Written problem - State the number of lines where "Країна" appears. Add nothing else.

Stored records
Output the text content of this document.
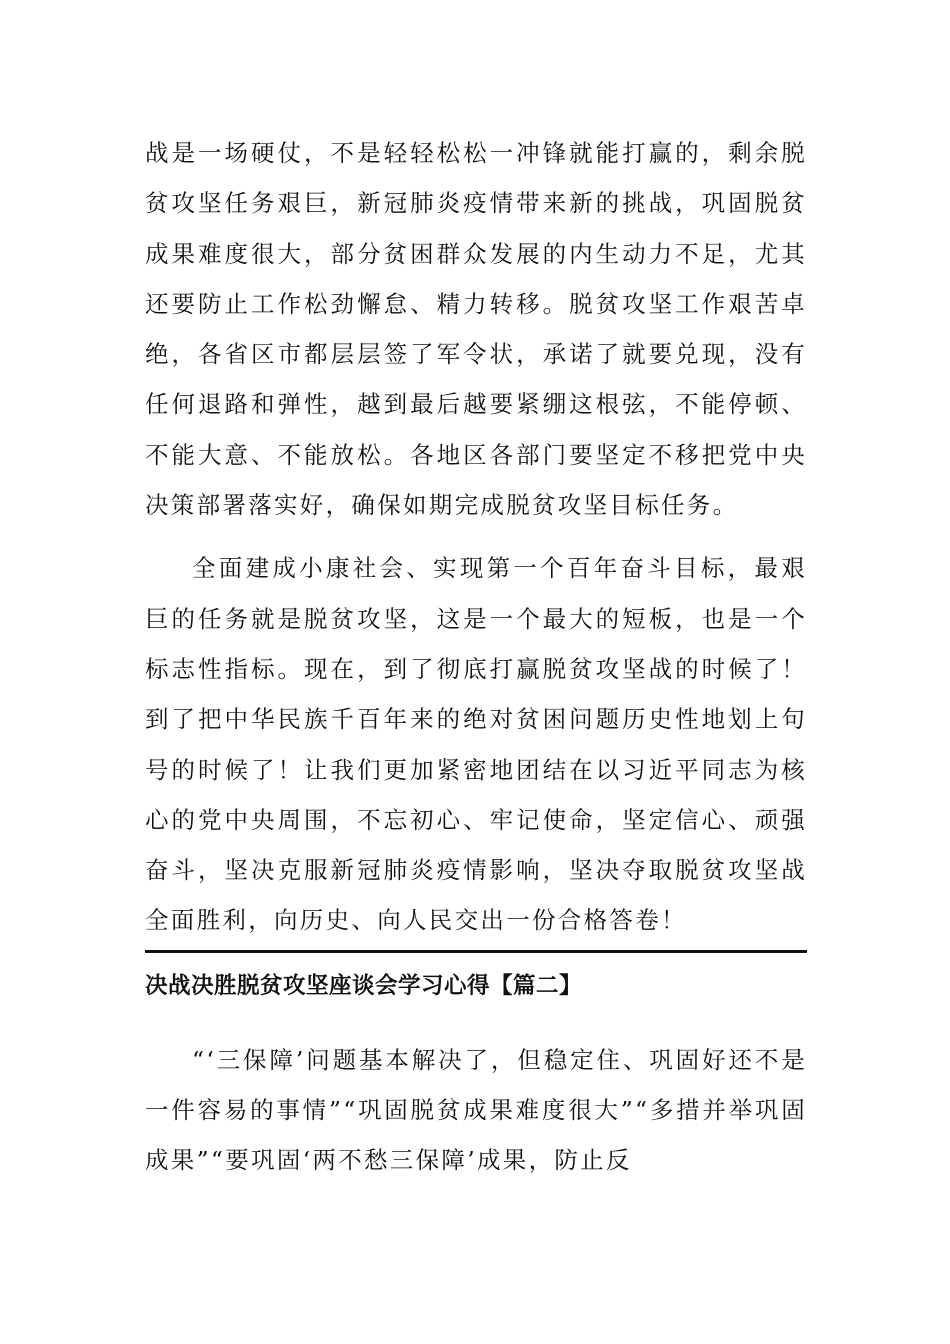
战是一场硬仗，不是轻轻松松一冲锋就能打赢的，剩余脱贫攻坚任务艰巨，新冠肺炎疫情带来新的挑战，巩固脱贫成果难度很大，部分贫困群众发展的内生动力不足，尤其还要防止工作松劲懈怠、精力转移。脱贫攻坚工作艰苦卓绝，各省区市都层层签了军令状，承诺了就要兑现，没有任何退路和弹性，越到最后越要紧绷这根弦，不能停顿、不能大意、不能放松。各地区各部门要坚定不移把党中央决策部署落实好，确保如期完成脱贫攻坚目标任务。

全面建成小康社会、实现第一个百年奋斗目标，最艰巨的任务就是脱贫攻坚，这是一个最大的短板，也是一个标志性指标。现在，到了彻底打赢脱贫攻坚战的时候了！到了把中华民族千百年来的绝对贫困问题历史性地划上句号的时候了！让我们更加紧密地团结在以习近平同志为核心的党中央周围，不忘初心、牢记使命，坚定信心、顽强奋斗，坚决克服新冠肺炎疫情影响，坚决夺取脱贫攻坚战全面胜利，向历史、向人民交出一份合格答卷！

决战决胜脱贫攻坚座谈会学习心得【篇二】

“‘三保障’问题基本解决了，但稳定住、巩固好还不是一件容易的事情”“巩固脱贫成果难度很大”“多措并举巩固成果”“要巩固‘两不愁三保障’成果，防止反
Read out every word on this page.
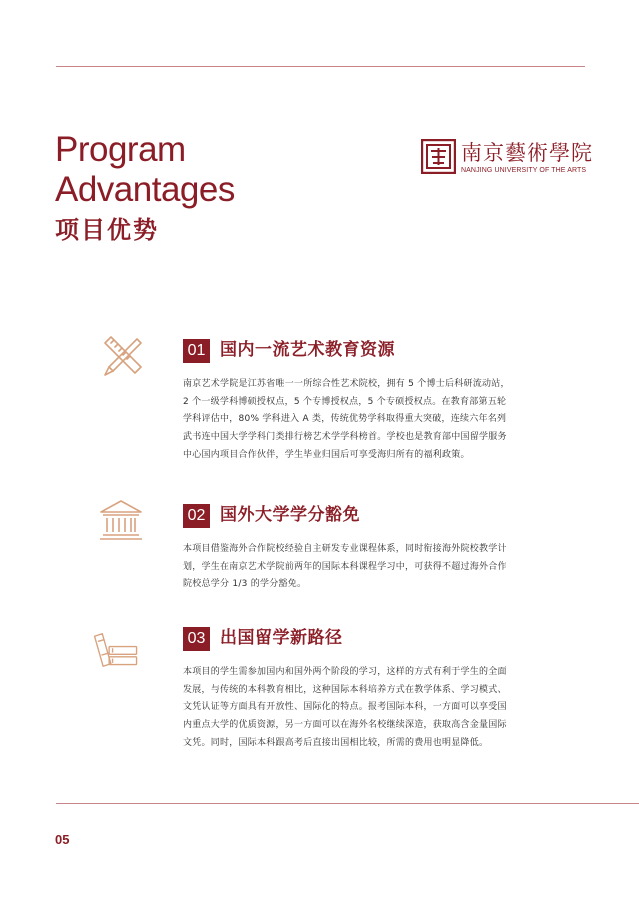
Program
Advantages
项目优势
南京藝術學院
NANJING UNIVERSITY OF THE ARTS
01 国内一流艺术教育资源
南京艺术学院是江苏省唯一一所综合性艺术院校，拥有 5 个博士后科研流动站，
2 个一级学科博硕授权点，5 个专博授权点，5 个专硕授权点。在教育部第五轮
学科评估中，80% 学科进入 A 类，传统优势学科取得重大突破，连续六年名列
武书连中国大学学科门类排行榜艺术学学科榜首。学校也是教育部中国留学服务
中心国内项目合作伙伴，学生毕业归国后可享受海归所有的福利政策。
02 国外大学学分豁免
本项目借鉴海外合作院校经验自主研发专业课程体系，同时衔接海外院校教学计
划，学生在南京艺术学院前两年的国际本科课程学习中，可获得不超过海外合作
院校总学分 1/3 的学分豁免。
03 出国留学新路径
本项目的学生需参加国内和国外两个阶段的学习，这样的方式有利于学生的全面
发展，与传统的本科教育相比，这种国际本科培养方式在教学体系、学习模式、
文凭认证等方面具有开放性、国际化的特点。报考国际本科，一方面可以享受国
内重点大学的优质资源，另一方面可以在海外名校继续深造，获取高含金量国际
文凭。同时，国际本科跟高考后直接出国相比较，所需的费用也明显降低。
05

...

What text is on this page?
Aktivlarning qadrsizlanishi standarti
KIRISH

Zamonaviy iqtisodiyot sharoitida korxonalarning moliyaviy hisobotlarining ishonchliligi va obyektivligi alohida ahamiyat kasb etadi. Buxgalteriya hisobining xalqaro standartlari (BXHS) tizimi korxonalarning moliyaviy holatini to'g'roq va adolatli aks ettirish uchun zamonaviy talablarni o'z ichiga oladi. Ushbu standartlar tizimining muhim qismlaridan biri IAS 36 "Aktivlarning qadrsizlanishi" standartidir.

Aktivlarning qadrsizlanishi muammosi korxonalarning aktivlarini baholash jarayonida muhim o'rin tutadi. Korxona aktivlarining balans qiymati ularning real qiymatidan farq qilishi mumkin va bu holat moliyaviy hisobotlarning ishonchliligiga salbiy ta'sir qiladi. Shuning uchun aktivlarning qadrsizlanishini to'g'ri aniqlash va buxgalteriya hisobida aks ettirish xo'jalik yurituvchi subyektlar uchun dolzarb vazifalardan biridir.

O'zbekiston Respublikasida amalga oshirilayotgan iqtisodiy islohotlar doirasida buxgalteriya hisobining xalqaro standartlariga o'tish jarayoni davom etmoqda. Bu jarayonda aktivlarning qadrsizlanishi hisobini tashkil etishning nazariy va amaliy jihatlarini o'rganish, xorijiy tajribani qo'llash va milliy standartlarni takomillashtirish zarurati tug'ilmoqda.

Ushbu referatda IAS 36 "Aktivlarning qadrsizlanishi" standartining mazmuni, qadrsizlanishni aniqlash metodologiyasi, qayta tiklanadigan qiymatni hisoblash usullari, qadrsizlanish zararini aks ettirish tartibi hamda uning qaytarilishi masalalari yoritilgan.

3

* * *

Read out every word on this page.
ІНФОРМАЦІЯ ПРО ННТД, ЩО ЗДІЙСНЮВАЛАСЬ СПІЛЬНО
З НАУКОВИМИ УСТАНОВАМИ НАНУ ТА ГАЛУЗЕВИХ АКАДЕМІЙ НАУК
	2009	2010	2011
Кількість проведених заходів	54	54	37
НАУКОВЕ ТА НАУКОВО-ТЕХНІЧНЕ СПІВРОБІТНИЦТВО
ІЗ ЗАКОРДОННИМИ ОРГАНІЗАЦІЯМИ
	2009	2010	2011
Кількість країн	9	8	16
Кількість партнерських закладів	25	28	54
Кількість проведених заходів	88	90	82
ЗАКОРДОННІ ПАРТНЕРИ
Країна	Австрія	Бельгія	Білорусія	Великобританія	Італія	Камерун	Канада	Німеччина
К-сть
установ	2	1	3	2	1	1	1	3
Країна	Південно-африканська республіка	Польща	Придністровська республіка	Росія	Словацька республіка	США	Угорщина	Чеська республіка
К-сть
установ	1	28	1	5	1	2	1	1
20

Task response - 2